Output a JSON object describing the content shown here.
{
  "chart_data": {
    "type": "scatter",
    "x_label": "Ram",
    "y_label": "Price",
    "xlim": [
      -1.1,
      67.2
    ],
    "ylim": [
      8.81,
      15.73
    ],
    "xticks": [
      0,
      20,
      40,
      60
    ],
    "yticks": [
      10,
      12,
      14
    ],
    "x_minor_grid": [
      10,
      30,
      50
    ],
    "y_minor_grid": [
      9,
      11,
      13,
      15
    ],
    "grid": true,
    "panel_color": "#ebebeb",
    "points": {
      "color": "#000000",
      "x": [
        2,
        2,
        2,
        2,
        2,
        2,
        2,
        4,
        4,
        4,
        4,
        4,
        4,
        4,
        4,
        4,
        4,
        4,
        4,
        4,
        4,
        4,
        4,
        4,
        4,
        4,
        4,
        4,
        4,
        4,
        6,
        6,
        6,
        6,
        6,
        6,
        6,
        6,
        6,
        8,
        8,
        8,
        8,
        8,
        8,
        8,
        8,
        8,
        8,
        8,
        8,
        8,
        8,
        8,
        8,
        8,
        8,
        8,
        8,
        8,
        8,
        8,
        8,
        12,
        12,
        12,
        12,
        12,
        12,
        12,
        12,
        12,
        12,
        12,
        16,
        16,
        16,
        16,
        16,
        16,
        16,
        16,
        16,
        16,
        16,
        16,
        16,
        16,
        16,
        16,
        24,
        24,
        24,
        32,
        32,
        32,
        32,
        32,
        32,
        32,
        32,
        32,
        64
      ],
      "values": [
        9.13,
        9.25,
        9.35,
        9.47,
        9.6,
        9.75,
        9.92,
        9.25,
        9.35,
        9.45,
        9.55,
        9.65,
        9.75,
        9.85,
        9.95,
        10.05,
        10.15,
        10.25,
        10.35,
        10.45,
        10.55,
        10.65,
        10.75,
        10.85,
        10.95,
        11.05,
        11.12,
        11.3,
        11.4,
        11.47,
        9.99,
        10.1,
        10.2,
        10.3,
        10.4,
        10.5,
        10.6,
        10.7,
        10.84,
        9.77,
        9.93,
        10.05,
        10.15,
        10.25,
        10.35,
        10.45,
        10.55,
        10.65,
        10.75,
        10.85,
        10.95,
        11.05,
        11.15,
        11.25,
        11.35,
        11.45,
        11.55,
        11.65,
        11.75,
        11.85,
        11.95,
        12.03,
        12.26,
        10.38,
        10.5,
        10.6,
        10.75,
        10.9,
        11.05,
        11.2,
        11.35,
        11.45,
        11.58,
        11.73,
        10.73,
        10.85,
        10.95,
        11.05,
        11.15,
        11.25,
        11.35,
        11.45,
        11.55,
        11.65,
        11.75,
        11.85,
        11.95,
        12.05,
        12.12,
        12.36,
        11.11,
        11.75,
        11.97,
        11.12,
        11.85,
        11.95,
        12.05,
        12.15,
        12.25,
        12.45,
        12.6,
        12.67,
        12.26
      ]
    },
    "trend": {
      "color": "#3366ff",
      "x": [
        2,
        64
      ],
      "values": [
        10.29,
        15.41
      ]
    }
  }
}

■ TASK BRIEF
Write out all the data again, exactly as it appears.

■ FULL RESPONSE
Output a JSON object describing the content shown here.
{
  "chart_data": {
    "type": "scatter",
    "x_label": "Ram",
    "y_label": "Price",
    "xlim": [
      -1.1,
      67.2
    ],
    "ylim": [
      8.81,
      15.73
    ],
    "xticks": [
      0,
      20,
      40,
      60
    ],
    "yticks": [
      10,
      12,
      14
    ],
    "x_minor_grid": [
      10,
      30,
      50
    ],
    "y_minor_grid": [
      9,
      11,
      13,
      15
    ],
    "grid": true,
    "panel_color": "#ebebeb",
    "points": {
      "color": "#000000",
      "x": [
        2,
        2,
        2,
        2,
        2,
        2,
        2,
        4,
        4,
        4,
        4,
        4,
        4,
        4,
        4,
        4,
        4,
        4,
        4,
        4,
        4,
        4,
        4,
        4,
        4,
        4,
        4,
        4,
        4,
        4,
        6,
        6,
        6,
        6,
        6,
        6,
        6,
        6,
        6,
        8,
        8,
        8,
        8,
        8,
        8,
        8,
        8,
        8,
        8,
        8,
        8,
        8,
        8,
        8,
        8,
        8,
        8,
        8,
        8,
        8,
        8,
        8,
        8,
        12,
        12,
        12,
        12,
        12,
        12,
        12,
        12,
        12,
        12,
        12,
        16,
        16,
        16,
        16,
        16,
        16,
        16,
        16,
        16,
        16,
        16,
        16,
        16,
        16,
        16,
        16,
        24,
        24,
        24,
        32,
        32,
        32,
        32,
        32,
        32,
        32,
        32,
        32,
        64
      ],
      "values": [
        9.13,
        9.25,
        9.35,
        9.47,
        9.6,
        9.75,
        9.92,
        9.25,
        9.35,
        9.45,
        9.55,
        9.65,
        9.75,
        9.85,
        9.95,
        10.05,
        10.15,
        10.25,
        10.35,
        10.45,
        10.55,
        10.65,
        10.75,
        10.85,
        10.95,
        11.05,
        11.12,
        11.3,
        11.4,
        11.47,
        9.99,
        10.1,
        10.2,
        10.3,
        10.4,
        10.5,
        10.6,
        10.7,
        10.84,
        9.77,
        9.93,
        10.05,
        10.15,
        10.25,
        10.35,
        10.45,
        10.55,
        10.65,
        10.75,
        10.85,
        10.95,
        11.05,
        11.15,
        11.25,
        11.35,
        11.45,
        11.55,
        11.65,
        11.75,
        11.85,
        11.95,
        12.03,
        12.26,
        10.38,
        10.5,
        10.6,
        10.75,
        10.9,
        11.05,
        11.2,
        11.35,
        11.45,
        11.58,
        11.73,
        10.73,
        10.85,
        10.95,
        11.05,
        11.15,
        11.25,
        11.35,
        11.45,
        11.55,
        11.65,
        11.75,
        11.85,
        11.95,
        12.05,
        12.12,
        12.36,
        11.11,
        11.75,
        11.97,
        11.12,
        11.85,
        11.95,
        12.05,
        12.15,
        12.25,
        12.45,
        12.6,
        12.67,
        12.26
      ]
    },
    "trend": {
      "color": "#3366ff",
      "x": [
        2,
        64
      ],
      "values": [
        10.29,
        15.41
      ]
    }
  }
}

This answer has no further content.